INSTRUCTIONS TO FOLLOW: The listing beneath should be written out in full, exactly as shown.

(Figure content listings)

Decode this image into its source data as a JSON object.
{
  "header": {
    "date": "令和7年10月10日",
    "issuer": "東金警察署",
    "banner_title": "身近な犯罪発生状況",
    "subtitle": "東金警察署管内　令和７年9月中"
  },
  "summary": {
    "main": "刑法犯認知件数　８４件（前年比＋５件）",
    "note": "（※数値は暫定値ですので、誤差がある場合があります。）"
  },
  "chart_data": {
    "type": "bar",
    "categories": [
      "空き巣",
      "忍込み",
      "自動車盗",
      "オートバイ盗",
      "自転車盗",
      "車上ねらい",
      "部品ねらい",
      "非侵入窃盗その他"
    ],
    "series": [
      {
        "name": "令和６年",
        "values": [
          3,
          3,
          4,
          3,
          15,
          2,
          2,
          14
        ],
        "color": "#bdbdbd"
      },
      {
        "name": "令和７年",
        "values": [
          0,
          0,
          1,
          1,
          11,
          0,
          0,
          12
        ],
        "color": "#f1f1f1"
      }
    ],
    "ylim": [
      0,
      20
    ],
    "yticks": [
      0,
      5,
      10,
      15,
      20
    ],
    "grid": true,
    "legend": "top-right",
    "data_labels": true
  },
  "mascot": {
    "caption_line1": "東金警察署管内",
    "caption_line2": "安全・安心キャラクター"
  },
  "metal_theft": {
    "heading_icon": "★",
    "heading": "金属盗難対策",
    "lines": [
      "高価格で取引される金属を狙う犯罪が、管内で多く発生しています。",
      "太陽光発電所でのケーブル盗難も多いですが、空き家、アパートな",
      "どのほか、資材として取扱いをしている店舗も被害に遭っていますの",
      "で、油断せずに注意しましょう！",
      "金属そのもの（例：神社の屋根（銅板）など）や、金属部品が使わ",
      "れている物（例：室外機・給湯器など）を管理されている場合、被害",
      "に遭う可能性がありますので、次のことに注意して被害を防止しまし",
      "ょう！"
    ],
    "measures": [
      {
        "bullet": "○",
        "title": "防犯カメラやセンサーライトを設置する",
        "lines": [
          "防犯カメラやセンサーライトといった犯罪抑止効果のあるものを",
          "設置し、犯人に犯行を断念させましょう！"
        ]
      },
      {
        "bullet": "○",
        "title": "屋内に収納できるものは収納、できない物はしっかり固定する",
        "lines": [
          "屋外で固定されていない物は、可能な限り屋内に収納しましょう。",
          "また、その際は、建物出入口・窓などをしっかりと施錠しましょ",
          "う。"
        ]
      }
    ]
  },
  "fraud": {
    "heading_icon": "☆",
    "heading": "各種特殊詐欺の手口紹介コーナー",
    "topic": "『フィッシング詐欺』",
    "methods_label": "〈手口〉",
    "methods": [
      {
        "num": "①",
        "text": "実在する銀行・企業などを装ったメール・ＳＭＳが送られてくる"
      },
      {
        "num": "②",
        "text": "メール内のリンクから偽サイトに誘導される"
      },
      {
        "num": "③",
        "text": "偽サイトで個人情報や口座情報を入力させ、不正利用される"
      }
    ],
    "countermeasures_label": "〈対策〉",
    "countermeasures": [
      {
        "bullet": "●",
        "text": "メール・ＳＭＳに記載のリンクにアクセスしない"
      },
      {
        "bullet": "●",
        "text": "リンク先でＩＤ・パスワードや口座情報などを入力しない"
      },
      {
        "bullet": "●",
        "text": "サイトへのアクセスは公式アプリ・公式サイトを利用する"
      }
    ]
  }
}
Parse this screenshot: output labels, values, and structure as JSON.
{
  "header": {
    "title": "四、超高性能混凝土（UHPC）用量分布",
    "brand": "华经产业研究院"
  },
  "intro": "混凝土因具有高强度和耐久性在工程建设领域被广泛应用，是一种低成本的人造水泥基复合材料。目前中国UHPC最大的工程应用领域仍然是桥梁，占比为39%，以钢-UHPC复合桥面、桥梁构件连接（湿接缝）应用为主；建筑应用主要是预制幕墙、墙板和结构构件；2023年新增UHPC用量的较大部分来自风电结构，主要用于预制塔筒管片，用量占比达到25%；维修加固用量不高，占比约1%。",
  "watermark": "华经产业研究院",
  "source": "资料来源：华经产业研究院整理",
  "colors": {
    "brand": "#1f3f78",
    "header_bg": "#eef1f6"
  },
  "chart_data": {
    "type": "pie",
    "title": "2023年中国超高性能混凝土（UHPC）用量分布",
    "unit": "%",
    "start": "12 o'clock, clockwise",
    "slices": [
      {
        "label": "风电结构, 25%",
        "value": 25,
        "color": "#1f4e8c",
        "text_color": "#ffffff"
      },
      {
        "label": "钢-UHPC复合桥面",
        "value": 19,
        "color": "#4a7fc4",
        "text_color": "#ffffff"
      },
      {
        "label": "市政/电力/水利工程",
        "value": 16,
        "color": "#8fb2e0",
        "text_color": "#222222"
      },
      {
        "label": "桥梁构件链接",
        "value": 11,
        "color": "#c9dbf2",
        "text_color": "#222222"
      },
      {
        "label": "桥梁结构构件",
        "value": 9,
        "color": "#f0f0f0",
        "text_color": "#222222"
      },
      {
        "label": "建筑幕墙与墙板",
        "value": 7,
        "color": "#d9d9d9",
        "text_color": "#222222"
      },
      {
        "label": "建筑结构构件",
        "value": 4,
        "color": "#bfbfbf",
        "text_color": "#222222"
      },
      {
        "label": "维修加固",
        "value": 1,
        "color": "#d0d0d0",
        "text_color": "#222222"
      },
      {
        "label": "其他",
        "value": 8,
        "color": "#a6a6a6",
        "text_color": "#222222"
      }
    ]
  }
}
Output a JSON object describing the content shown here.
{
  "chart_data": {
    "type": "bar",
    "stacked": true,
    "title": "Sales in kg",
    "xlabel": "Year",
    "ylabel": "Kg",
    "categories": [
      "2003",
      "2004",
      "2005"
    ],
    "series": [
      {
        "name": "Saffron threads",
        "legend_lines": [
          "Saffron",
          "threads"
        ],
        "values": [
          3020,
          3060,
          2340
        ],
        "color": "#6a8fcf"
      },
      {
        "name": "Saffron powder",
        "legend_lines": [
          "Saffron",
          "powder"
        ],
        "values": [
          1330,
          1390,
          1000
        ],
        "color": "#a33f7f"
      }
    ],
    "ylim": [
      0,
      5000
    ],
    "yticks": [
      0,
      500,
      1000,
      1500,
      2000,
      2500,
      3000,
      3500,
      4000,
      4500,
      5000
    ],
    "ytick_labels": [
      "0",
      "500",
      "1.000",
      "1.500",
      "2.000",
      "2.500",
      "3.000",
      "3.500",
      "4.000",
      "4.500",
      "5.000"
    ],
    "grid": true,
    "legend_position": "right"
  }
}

COMPLETE RESPONSE:
Decode this image into its source data as a JSON object.
{
  "header": {
    "date": "令和7年10月10日",
    "issuer": "東金警察署",
    "banner_title": "身近な犯罪発生状況",
    "subtitle": "東金警察署管内　令和７年9月中"
  },
  "summary": {
    "main": "刑法犯認知件数　８４件（前年比＋５件）",
    "note": "（※数値は暫定値ですので、誤差がある場合があります。）"
  },
  "chart_data": {
    "type": "bar",
    "categories": [
      "空き巣",
      "忍込み",
      "自動車盗",
      "オートバイ盗",
      "自転車盗",
      "車上ねらい",
      "部品ねらい",
      "非侵入窃盗その他"
    ],
    "series": [
      {
        "name": "令和６年",
        "values": [
          3,
          3,
          4,
          3,
          15,
          2,
          2,
          14
        ],
        "color": "#bdbdbd"
      },
      {
        "name": "令和７年",
        "values": [
          0,
          0,
          1,
          1,
          11,
          0,
          0,
          12
        ],
        "color": "#f1f1f1"
      }
    ],
    "ylim": [
      0,
      20
    ],
    "yticks": [
      0,
      5,
      10,
      15,
      20
    ],
    "grid": true,
    "legend": "top-right",
    "data_labels": true
  },
  "mascot": {
    "caption_line1": "東金警察署管内",
    "caption_line2": "安全・安心キャラクター"
  },
  "metal_theft": {
    "heading_icon": "★",
    "heading": "金属盗難対策",
    "lines": [
      "高価格で取引される金属を狙う犯罪が、管内で多く発生しています。",
      "太陽光発電所でのケーブル盗難も多いですが、空き家、アパートな",
      "どのほか、資材として取扱いをしている店舗も被害に遭っていますの",
      "で、油断せずに注意しましょう！",
      "金属そのもの（例：神社の屋根（銅板）など）や、金属部品が使わ",
      "れている物（例：室外機・給湯器など）を管理されている場合、被害",
      "に遭う可能性がありますので、次のことに注意して被害を防止しまし",
      "ょう！"
    ],
    "measures": [
      {
        "bullet": "○",
        "title": "防犯カメラやセンサーライトを設置する",
        "lines": [
          "防犯カメラやセンサーライトといった犯罪抑止効果のあるものを",
          "設置し、犯人に犯行を断念させましょう！"
        ]
      },
      {
        "bullet": "○",
        "title": "屋内に収納できるものは収納、できない物はしっかり固定する",
        "lines": [
          "屋外で固定されていない物は、可能な限り屋内に収納しましょう。",
          "また、その際は、建物出入口・窓などをしっかりと施錠しましょ",
          "う。"
        ]
      }
    ]
  },
  "fraud": {
    "heading_icon": "☆",
    "heading": "各種特殊詐欺の手口紹介コーナー",
    "topic": "『フィッシング詐欺』",
    "methods_label": "〈手口〉",
    "methods": [
      {
        "num": "①",
        "text": "実在する銀行・企業などを装ったメール・ＳＭＳが送られてくる"
      },
      {
        "num": "②",
        "text": "メール内のリンクから偽サイトに誘導される"
      },
      {
        "num": "③",
        "text": "偽サイトで個人情報や口座情報を入力させ、不正利用される"
      }
    ],
    "countermeasures_label": "〈対策〉",
    "countermeasures": [
      {
        "bullet": "●",
        "text": "メール・ＳＭＳに記載のリンクにアクセスしない"
      },
      {
        "bullet": "●",
        "text": "リンク先でＩＤ・パスワードや口座情報などを入力しない"
      },
      {
        "bullet": "●",
        "text": "サイトへのアクセスは公式アプリ・公式サイトを利用する"
      }
    ]
  }
}
Parse this screenshot: output labels, values, and structure as JSON.
{
  "header": {
    "title": "四、超高性能混凝土（UHPC）用量分布",
    "brand": "华经产业研究院"
  },
  "intro": "混凝土因具有高强度和耐久性在工程建设领域被广泛应用，是一种低成本的人造水泥基复合材料。目前中国UHPC最大的工程应用领域仍然是桥梁，占比为39%，以钢-UHPC复合桥面、桥梁构件连接（湿接缝）应用为主；建筑应用主要是预制幕墙、墙板和结构构件；2023年新增UHPC用量的较大部分来自风电结构，主要用于预制塔筒管片，用量占比达到25%；维修加固用量不高，占比约1%。",
  "watermark": "华经产业研究院",
  "source": "资料来源：华经产业研究院整理",
  "colors": {
    "brand": "#1f3f78",
    "header_bg": "#eef1f6"
  },
  "chart_data": {
    "type": "pie",
    "title": "2023年中国超高性能混凝土（UHPC）用量分布",
    "unit": "%",
    "start": "12 o'clock, clockwise",
    "slices": [
      {
        "label": "风电结构, 25%",
        "value": 25,
        "color": "#1f4e8c",
        "text_color": "#ffffff"
      },
      {
        "label": "钢-UHPC复合桥面",
        "value": 19,
        "color": "#4a7fc4",
        "text_color": "#ffffff"
      },
      {
        "label": "市政/电力/水利工程",
        "value": 16,
        "color": "#8fb2e0",
        "text_color": "#222222"
      },
      {
        "label": "桥梁构件链接",
        "value": 11,
        "color": "#c9dbf2",
        "text_color": "#222222"
      },
      {
        "label": "桥梁结构构件",
        "value": 9,
        "color": "#f0f0f0",
        "text_color": "#222222"
      },
      {
        "label": "建筑幕墙与墙板",
        "value": 7,
        "color": "#d9d9d9",
        "text_color": "#222222"
      },
      {
        "label": "建筑结构构件",
        "value": 4,
        "color": "#bfbfbf",
        "text_color": "#222222"
      },
      {
        "label": "维修加固",
        "value": 1,
        "color": "#d0d0d0",
        "text_color": "#222222"
      },
      {
        "label": "其他",
        "value": 8,
        "color": "#a6a6a6",
        "text_color": "#222222"
      }
    ]
  }
}
Output a JSON object describing the content shown here.
{
  "chart_data": {
    "type": "bar",
    "stacked": true,
    "title": "Sales in kg",
    "xlabel": "Year",
    "ylabel": "Kg",
    "categories": [
      "2003",
      "2004",
      "2005"
    ],
    "series": [
      {
        "name": "Saffron threads",
        "legend_lines": [
          "Saffron",
          "threads"
        ],
        "values": [
          3020,
          3060,
          2340
        ],
        "color": "#6a8fcf"
      },
      {
        "name": "Saffron powder",
        "legend_lines": [
          "Saffron",
          "powder"
        ],
        "values": [
          1330,
          1390,
          1000
        ],
        "color": "#a33f7f"
      }
    ],
    "ylim": [
      0,
      5000
    ],
    "yticks": [
      0,
      500,
      1000,
      1500,
      2000,
      2500,
      3000,
      3500,
      4000,
      4500,
      5000
    ],
    "ytick_labels": [
      "0",
      "500",
      "1.000",
      "1.500",
      "2.000",
      "2.500",
      "3.000",
      "3.500",
      "4.000",
      "4.500",
      "5.000"
    ],
    "grid": true,
    "legend_position": "right"
  }
}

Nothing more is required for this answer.